• [DO THIS]: Scan the lines below for "land"; report the number of lines that contain it, and only that.

Figure contents as structured data
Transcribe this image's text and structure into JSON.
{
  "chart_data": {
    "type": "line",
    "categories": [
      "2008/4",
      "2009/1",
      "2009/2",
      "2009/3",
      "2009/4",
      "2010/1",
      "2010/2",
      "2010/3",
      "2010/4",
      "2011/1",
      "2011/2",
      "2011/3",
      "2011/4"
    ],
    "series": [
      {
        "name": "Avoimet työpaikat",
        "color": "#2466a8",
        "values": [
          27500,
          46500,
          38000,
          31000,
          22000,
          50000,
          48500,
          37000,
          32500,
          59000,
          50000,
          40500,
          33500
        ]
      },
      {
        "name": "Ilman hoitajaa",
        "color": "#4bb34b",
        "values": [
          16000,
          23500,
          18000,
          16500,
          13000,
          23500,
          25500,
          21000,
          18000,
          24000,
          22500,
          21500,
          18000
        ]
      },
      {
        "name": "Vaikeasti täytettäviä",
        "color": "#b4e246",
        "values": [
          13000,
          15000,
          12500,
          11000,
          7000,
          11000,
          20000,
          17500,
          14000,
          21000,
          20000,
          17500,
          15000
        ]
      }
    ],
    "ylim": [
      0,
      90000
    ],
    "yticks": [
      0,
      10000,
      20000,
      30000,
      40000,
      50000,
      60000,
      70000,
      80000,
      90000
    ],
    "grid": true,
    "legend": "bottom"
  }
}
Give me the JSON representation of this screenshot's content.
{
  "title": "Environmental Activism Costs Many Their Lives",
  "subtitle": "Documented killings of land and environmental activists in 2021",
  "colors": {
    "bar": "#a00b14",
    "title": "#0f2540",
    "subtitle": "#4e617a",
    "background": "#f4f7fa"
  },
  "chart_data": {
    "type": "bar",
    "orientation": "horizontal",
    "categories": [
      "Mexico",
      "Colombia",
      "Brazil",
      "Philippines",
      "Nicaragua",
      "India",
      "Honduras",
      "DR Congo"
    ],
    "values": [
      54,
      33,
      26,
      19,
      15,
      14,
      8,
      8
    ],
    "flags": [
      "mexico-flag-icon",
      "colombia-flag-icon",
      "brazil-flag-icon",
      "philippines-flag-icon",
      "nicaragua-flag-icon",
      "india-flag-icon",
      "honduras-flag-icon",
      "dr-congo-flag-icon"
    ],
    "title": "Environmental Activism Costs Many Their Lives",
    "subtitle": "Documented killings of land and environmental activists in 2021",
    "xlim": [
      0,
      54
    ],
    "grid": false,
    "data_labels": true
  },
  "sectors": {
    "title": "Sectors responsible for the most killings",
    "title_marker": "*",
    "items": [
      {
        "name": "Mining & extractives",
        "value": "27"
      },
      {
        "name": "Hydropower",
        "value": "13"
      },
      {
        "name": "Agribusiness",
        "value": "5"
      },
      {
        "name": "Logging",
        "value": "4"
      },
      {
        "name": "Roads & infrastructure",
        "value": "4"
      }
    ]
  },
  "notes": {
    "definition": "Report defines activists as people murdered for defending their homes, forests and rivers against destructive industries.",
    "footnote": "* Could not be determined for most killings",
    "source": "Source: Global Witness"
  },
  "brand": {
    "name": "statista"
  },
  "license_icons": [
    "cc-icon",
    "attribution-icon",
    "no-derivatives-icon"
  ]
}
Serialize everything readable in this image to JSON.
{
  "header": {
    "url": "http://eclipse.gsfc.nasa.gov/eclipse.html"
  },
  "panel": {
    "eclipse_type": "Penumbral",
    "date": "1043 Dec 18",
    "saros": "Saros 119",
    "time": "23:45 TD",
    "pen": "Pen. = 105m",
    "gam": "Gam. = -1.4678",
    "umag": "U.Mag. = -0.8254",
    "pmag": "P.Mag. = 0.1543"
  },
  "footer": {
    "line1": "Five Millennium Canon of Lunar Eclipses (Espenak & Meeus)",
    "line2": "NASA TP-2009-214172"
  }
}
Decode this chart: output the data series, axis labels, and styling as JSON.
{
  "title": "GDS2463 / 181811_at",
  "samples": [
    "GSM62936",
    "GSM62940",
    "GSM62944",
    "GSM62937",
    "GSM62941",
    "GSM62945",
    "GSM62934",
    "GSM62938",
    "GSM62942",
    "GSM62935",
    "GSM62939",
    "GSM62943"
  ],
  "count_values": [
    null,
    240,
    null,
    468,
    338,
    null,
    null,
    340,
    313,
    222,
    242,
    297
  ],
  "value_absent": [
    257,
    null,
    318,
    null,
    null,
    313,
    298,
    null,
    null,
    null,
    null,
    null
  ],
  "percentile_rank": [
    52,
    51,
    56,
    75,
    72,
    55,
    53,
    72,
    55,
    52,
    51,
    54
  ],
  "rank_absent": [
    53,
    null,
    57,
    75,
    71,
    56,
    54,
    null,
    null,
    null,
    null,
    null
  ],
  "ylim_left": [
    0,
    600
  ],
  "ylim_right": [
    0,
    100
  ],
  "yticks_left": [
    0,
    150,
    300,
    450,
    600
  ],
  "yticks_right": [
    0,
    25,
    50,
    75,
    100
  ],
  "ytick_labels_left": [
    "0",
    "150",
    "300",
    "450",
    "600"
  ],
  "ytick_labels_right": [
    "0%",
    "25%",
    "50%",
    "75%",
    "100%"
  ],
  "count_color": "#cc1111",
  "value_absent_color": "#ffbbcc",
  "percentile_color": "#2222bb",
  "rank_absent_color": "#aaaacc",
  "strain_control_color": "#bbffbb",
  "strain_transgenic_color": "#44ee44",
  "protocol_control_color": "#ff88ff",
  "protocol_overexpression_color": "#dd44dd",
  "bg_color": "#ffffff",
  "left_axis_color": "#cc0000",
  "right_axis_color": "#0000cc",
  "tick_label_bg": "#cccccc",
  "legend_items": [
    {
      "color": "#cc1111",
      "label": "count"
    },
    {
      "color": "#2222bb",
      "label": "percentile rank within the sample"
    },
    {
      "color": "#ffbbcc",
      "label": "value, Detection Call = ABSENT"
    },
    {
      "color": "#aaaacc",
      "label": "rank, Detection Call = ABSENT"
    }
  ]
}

• [RESULT FOR THIS EXERCISE]: 2